Task: Please transcribe the data that follows without the pictures, keeping every word the same.

Working data:
● ● ● ● ● ● ●
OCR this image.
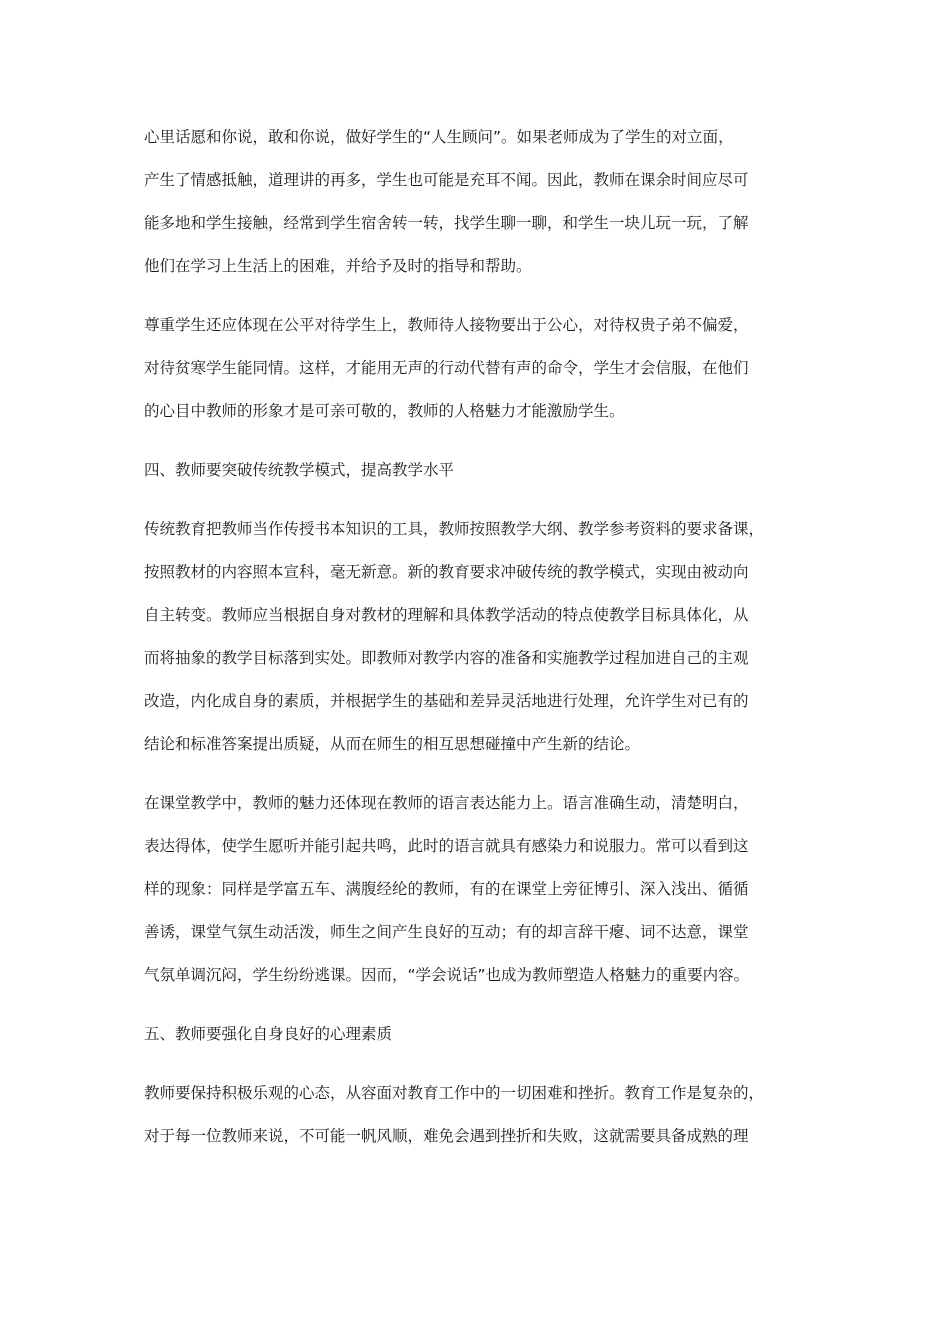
心里话愿和你说，敢和你说，做好学生的“人生顾问”。如果老师成为了学生的对立面，
产生了情感抵触，道理讲的再多，学生也可能是充耳不闻。因此，教师在课余时间应尽可
能多地和学生接触，经常到学生宿舍转一转，找学生聊一聊，和学生一块儿玩一玩，了解
他们在学习上生活上的困难，并给予及时的指导和帮助。
尊重学生还应体现在公平对待学生上，教师待人接物要出于公心，对待权贵子弟不偏爱，
对待贫寒学生能同情。这样，才能用无声的行动代替有声的命令，学生才会信服，在他们
的心目中教师的形象才是可亲可敬的，教师的人格魅力才能激励学生。
四、教师要突破传统教学模式，提高教学水平
传统教育把教师当作传授书本知识的工具，教师按照教学大纲、教学参考资料的要求备课，
按照教材的内容照本宣科，毫无新意。新的教育要求冲破传统的教学模式，实现由被动向
自主转变。教师应当根据自身对教材的理解和具体教学活动的特点使教学目标具体化，从
而将抽象的教学目标落到实处。即教师对教学内容的准备和实施教学过程加进自己的主观
改造，内化成自身的素质，并根据学生的基础和差异灵活地进行处理，允许学生对已有的
结论和标准答案提出质疑，从而在师生的相互思想碰撞中产生新的结论。
在课堂教学中，教师的魅力还体现在教师的语言表达能力上。语言准确生动，清楚明白，
表达得体，使学生愿听并能引起共鸣，此时的语言就具有感染力和说服力。常可以看到这
样的现象：同样是学富五车、满腹经纶的教师，有的在课堂上旁征博引、深入浅出、循循
善诱，课堂气氛生动活泼，师生之间产生良好的互动；有的却言辞干瘪、词不达意，课堂
气氛单调沉闷，学生纷纷逃课。因而，“学会说话”也成为教师塑造人格魅力的重要内容。
五、教师要强化自身良好的心理素质
教师要保持积极乐观的心态，从容面对教育工作中的一切困难和挫折。教育工作是复杂的，
对于每一位教师来说，不可能一帆风顺，难免会遇到挫折和失败，这就需要具备成熟的理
● ● ● ● ● ● ●
Task response:
OCR this image.
心里话愿和你说，敢和你说，做好学生的“人生顾问”。如果老师成为了学生的对立面，
产生了情感抵触，道理讲的再多，学生也可能是充耳不闻。因此，教师在课余时间应尽可
能多地和学生接触，经常到学生宿舍转一转，找学生聊一聊，和学生一块儿玩一玩，了解
他们在学习上生活上的困难，并给予及时的指导和帮助。
尊重学生还应体现在公平对待学生上，教师待人接物要出于公心，对待权贵子弟不偏爱，
对待贫寒学生能同情。这样，才能用无声的行动代替有声的命令，学生才会信服，在他们
的心目中教师的形象才是可亲可敬的，教师的人格魅力才能激励学生。
四、教师要突破传统教学模式，提高教学水平
传统教育把教师当作传授书本知识的工具，教师按照教学大纲、教学参考资料的要求备课，
按照教材的内容照本宣科，毫无新意。新的教育要求冲破传统的教学模式，实现由被动向
自主转变。教师应当根据自身对教材的理解和具体教学活动的特点使教学目标具体化，从
而将抽象的教学目标落到实处。即教师对教学内容的准备和实施教学过程加进自己的主观
改造，内化成自身的素质，并根据学生的基础和差异灵活地进行处理，允许学生对已有的
结论和标准答案提出质疑，从而在师生的相互思想碰撞中产生新的结论。
在课堂教学中，教师的魅力还体现在教师的语言表达能力上。语言准确生动，清楚明白，
表达得体，使学生愿听并能引起共鸣，此时的语言就具有感染力和说服力。常可以看到这
样的现象：同样是学富五车、满腹经纶的教师，有的在课堂上旁征博引、深入浅出、循循
善诱，课堂气氛生动活泼，师生之间产生良好的互动；有的却言辞干瘪、词不达意，课堂
气氛单调沉闷，学生纷纷逃课。因而，“学会说话”也成为教师塑造人格魅力的重要内容。
五、教师要强化自身良好的心理素质
教师要保持积极乐观的心态，从容面对教育工作中的一切困难和挫折。教育工作是复杂的，
对于每一位教师来说，不可能一帆风顺，难免会遇到挫折和失败，这就需要具备成熟的理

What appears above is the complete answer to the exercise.